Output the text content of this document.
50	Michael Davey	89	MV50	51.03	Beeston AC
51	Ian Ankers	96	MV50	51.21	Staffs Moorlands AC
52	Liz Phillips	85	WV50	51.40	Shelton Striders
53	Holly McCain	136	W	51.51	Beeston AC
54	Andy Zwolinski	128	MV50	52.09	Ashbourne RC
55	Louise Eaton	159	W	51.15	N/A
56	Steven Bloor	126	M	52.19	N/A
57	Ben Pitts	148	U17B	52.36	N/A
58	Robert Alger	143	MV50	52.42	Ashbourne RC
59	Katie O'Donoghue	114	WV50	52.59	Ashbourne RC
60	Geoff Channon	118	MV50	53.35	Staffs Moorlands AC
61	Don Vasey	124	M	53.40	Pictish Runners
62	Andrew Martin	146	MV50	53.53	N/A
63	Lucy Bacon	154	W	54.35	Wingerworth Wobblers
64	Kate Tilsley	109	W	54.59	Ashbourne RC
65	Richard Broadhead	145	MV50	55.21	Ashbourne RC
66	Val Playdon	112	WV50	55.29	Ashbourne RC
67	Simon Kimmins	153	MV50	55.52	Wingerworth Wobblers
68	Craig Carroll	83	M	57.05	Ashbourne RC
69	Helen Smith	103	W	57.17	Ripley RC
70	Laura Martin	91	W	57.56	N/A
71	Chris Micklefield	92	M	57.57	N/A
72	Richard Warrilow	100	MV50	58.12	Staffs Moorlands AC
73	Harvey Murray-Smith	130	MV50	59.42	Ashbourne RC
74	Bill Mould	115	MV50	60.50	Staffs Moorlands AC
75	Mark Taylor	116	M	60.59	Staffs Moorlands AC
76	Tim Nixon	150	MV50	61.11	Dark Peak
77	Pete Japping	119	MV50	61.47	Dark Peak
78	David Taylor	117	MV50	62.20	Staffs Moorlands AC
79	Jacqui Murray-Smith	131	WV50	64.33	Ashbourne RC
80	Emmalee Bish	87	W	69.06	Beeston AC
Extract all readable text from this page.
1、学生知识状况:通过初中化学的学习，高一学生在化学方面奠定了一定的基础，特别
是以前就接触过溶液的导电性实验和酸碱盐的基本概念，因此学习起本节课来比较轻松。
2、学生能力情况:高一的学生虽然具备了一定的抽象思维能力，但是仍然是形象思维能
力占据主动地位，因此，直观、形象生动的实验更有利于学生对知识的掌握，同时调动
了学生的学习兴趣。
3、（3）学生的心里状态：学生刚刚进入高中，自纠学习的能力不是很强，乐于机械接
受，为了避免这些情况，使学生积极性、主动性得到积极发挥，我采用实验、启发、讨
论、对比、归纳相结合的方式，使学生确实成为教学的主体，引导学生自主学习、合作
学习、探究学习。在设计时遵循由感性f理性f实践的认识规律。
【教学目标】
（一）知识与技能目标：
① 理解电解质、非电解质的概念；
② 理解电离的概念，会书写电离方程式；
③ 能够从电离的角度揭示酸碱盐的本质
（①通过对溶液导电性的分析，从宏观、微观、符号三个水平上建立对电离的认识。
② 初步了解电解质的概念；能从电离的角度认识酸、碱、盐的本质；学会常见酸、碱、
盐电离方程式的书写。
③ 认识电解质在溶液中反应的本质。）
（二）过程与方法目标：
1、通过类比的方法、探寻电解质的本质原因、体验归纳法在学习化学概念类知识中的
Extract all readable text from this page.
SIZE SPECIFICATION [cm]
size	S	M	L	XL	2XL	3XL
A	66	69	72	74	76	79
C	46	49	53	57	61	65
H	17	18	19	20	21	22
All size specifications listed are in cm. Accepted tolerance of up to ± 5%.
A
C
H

● Task instructions: Reproduce every line of the listing above in which the string "Moorlands" appears.

● The solution:
51	Ian Ankers	96	MV50	51.21	Staffs Moorlands AC
60	Geoff Channon	118	MV50	53.35	Staffs Moorlands AC
72	Richard Warrilow	100	MV50	58.12	Staffs Moorlands AC
74	Bill Mould	115	MV50	60.50	Staffs Moorlands AC
75	Mark Taylor	116	M	60.59	Staffs Moorlands AC
78	David Taylor	117	MV50	62.20	Staffs Moorlands AC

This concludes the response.